Copy the listing that follows exactly, every line of it.
-=-=-=-=-
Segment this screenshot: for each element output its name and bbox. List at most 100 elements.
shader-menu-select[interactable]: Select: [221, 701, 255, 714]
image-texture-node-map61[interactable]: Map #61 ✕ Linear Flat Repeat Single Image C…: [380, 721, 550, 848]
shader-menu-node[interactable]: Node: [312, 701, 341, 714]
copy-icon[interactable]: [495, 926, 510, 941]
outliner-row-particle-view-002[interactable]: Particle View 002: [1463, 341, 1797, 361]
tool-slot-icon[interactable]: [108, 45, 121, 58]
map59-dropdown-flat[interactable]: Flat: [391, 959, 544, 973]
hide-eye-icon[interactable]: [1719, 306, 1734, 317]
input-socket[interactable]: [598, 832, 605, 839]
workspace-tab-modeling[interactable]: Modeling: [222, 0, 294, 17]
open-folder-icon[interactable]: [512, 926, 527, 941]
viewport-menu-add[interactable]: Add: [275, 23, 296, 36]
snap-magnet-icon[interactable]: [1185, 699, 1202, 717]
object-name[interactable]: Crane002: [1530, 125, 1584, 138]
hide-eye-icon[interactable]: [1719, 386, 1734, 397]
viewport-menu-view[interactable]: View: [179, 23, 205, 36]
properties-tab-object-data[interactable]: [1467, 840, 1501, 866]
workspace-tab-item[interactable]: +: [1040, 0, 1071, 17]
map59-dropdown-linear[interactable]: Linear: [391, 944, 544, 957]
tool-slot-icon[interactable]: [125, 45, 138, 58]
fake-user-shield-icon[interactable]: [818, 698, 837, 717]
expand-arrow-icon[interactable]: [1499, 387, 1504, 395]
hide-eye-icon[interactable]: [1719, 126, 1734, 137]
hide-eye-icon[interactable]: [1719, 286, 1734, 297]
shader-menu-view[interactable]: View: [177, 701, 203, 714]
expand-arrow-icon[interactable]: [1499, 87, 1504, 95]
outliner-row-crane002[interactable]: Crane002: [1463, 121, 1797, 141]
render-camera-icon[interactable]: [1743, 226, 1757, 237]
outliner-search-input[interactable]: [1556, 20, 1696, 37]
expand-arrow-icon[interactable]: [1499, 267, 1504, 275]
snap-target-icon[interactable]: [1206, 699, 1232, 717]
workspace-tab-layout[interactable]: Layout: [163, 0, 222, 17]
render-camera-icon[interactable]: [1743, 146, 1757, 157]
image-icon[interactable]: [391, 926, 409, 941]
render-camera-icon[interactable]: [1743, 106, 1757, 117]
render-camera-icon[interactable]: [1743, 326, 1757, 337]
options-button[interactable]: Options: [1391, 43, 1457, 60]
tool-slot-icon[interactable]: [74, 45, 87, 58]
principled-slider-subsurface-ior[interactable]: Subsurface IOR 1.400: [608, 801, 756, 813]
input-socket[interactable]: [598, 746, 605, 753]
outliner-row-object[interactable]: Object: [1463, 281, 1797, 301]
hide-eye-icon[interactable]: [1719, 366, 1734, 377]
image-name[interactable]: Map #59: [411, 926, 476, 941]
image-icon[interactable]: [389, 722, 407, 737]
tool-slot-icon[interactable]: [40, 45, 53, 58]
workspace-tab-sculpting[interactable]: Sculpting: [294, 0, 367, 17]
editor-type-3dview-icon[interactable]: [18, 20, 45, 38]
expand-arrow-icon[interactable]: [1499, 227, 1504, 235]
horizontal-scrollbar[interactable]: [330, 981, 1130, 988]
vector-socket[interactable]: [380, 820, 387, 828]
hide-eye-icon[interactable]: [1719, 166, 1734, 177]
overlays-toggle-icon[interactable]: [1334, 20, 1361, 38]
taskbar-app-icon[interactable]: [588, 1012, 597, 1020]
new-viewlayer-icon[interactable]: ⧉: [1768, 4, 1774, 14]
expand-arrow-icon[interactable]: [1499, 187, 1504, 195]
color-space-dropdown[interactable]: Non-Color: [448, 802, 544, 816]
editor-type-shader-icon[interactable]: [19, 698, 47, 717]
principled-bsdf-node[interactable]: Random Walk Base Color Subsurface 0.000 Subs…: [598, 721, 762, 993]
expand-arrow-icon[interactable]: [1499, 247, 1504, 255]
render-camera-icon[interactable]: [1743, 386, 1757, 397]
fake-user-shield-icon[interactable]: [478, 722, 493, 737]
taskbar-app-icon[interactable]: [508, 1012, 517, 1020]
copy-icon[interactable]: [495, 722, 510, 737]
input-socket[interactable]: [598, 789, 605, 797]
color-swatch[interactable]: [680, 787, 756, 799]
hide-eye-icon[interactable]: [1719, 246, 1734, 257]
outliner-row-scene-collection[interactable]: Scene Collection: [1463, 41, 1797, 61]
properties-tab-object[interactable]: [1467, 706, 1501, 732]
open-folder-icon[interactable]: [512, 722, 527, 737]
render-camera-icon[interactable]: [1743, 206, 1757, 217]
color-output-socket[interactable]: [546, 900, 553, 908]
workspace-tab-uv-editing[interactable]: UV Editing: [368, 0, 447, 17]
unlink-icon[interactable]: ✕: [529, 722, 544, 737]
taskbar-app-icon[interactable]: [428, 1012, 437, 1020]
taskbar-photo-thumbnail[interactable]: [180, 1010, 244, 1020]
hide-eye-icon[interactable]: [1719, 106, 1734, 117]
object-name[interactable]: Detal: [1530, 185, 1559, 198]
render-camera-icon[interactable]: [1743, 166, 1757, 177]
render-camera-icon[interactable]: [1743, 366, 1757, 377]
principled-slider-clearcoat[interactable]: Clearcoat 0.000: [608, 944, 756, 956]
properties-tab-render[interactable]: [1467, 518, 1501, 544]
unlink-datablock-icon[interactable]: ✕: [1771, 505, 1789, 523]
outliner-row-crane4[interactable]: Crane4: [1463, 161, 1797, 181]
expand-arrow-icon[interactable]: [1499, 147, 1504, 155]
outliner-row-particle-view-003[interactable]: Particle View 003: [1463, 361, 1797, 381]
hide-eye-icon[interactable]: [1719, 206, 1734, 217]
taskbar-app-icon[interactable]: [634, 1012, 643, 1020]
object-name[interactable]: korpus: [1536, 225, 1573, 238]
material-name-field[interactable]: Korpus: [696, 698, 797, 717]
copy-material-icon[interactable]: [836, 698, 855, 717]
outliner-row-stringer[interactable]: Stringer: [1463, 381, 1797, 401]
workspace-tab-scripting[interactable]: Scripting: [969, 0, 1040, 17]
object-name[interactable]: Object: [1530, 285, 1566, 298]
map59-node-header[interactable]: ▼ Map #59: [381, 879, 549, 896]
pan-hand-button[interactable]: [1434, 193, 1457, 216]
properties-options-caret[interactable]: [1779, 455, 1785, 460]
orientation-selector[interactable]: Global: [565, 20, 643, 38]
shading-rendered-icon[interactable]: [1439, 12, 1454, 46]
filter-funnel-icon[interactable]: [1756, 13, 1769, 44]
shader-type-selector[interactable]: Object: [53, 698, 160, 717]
-=-=-=-=-
**Answer**
Segment this screenshot: for each element output its name and bbox. List at most 100 elements.
shader-menu-select[interactable]: Select: [221, 701, 255, 714]
image-texture-node-map61[interactable]: Map #61 ✕ Linear Flat Repeat Single Image C…: [380, 721, 550, 848]
shader-menu-node[interactable]: Node: [312, 701, 341, 714]
copy-icon[interactable]: [495, 926, 510, 941]
outliner-row-particle-view-002[interactable]: Particle View 002: [1463, 341, 1797, 361]
tool-slot-icon[interactable]: [108, 45, 121, 58]
map59-dropdown-flat[interactable]: Flat: [391, 959, 544, 973]
hide-eye-icon[interactable]: [1719, 306, 1734, 317]
input-socket[interactable]: [598, 832, 605, 839]
workspace-tab-modeling[interactable]: Modeling: [222, 0, 294, 17]
open-folder-icon[interactable]: [512, 926, 527, 941]
viewport-menu-add[interactable]: Add: [275, 23, 296, 36]
snap-magnet-icon[interactable]: [1185, 699, 1202, 717]
object-name[interactable]: Crane002: [1530, 125, 1584, 138]
hide-eye-icon[interactable]: [1719, 386, 1734, 397]
viewport-menu-view[interactable]: View: [179, 23, 205, 36]
properties-tab-object-data[interactable]: [1467, 840, 1501, 866]
workspace-tab-item[interactable]: +: [1040, 0, 1071, 17]
map59-dropdown-linear[interactable]: Linear: [391, 944, 544, 957]
tool-slot-icon[interactable]: [125, 45, 138, 58]
fake-user-shield-icon[interactable]: [818, 698, 837, 717]
expand-arrow-icon[interactable]: [1499, 387, 1504, 395]
hide-eye-icon[interactable]: [1719, 126, 1734, 137]
hide-eye-icon[interactable]: [1719, 286, 1734, 297]
shader-menu-view[interactable]: View: [177, 701, 203, 714]
expand-arrow-icon[interactable]: [1499, 87, 1504, 95]
outliner-row-crane002[interactable]: Crane002: [1463, 121, 1797, 141]
render-camera-icon[interactable]: [1743, 226, 1757, 237]
outliner-search-input[interactable]: [1556, 20, 1696, 37]
expand-arrow-icon[interactable]: [1499, 267, 1504, 275]
snap-target-icon[interactable]: [1206, 699, 1232, 717]
workspace-tab-layout[interactable]: Layout: [163, 0, 222, 17]
render-camera-icon[interactable]: [1743, 146, 1757, 157]
image-icon[interactable]: [391, 926, 409, 941]
render-camera-icon[interactable]: [1743, 106, 1757, 117]
render-camera-icon[interactable]: [1743, 326, 1757, 337]
options-button[interactable]: Options: [1391, 43, 1457, 60]
tool-slot-icon[interactable]: [74, 45, 87, 58]
principled-slider-subsurface-ior[interactable]: Subsurface IOR 1.400: [608, 801, 756, 813]
input-socket[interactable]: [598, 746, 605, 753]
outliner-row-object[interactable]: Object: [1463, 281, 1797, 301]
hide-eye-icon[interactable]: [1719, 366, 1734, 377]
image-name[interactable]: Map #59: [411, 926, 476, 941]
image-icon[interactable]: [389, 722, 407, 737]
tool-slot-icon[interactable]: [40, 45, 53, 58]
workspace-tab-sculpting[interactable]: Sculpting: [294, 0, 367, 17]
editor-type-3dview-icon[interactable]: [18, 20, 45, 38]
expand-arrow-icon[interactable]: [1499, 227, 1504, 235]
horizontal-scrollbar[interactable]: [330, 981, 1130, 988]
vector-socket[interactable]: [380, 820, 387, 828]
hide-eye-icon[interactable]: [1719, 166, 1734, 177]
overlays-toggle-icon[interactable]: [1334, 20, 1361, 38]
taskbar-app-icon[interactable]: [588, 1012, 597, 1020]
new-viewlayer-icon[interactable]: ⧉: [1768, 4, 1774, 14]
expand-arrow-icon[interactable]: [1499, 187, 1504, 195]
color-space-dropdown[interactable]: Non-Color: [448, 802, 544, 816]
editor-type-shader-icon[interactable]: [19, 698, 47, 717]
principled-bsdf-node[interactable]: Random Walk Base Color Subsurface 0.000 Subs…: [598, 721, 762, 993]
expand-arrow-icon[interactable]: [1499, 247, 1504, 255]
render-camera-icon[interactable]: [1743, 386, 1757, 397]
fake-user-shield-icon[interactable]: [478, 722, 493, 737]
taskbar-app-icon[interactable]: [508, 1012, 517, 1020]
copy-icon[interactable]: [495, 722, 510, 737]
input-socket[interactable]: [598, 789, 605, 797]
color-swatch[interactable]: [680, 787, 756, 799]
hide-eye-icon[interactable]: [1719, 246, 1734, 257]
outliner-row-scene-collection[interactable]: Scene Collection: [1463, 41, 1797, 61]
properties-tab-object[interactable]: [1467, 706, 1501, 732]
open-folder-icon[interactable]: [512, 722, 527, 737]
render-camera-icon[interactable]: [1743, 206, 1757, 217]
color-output-socket[interactable]: [546, 900, 553, 908]
workspace-tab-uv-editing[interactable]: UV Editing: [368, 0, 447, 17]
unlink-icon[interactable]: ✕: [529, 722, 544, 737]
taskbar-app-icon[interactable]: [428, 1012, 437, 1020]
taskbar-photo-thumbnail[interactable]: [180, 1010, 244, 1020]
hide-eye-icon[interactable]: [1719, 106, 1734, 117]
object-name[interactable]: Detal: [1530, 185, 1559, 198]
render-camera-icon[interactable]: [1743, 166, 1757, 177]
render-camera-icon[interactable]: [1743, 366, 1757, 377]
principled-slider-clearcoat[interactable]: Clearcoat 0.000: [608, 944, 756, 956]
properties-tab-render[interactable]: [1467, 518, 1501, 544]
unlink-datablock-icon[interactable]: ✕: [1771, 505, 1789, 523]
outliner-row-crane4[interactable]: Crane4: [1463, 161, 1797, 181]
expand-arrow-icon[interactable]: [1499, 147, 1504, 155]
outliner-row-particle-view-003[interactable]: Particle View 003: [1463, 361, 1797, 381]
hide-eye-icon[interactable]: [1719, 206, 1734, 217]
taskbar-app-icon[interactable]: [634, 1012, 643, 1020]
object-name[interactable]: korpus: [1536, 225, 1573, 238]
material-name-field[interactable]: Korpus: [696, 698, 797, 717]
copy-material-icon[interactable]: [836, 698, 855, 717]
outliner-row-stringer[interactable]: Stringer: [1463, 381, 1797, 401]
workspace-tab-scripting[interactable]: Scripting: [969, 0, 1040, 17]
object-name[interactable]: Object: [1530, 285, 1566, 298]
map59-node-header[interactable]: ▼ Map #59: [381, 879, 549, 896]
pan-hand-button[interactable]: [1434, 193, 1457, 216]
properties-options-caret[interactable]: [1779, 455, 1785, 460]
orientation-selector[interactable]: Global: [565, 20, 643, 38]
shading-rendered-icon[interactable]: [1439, 12, 1454, 46]
filter-funnel-icon[interactable]: [1756, 13, 1769, 44]
shader-type-selector[interactable]: Object: [53, 698, 160, 717]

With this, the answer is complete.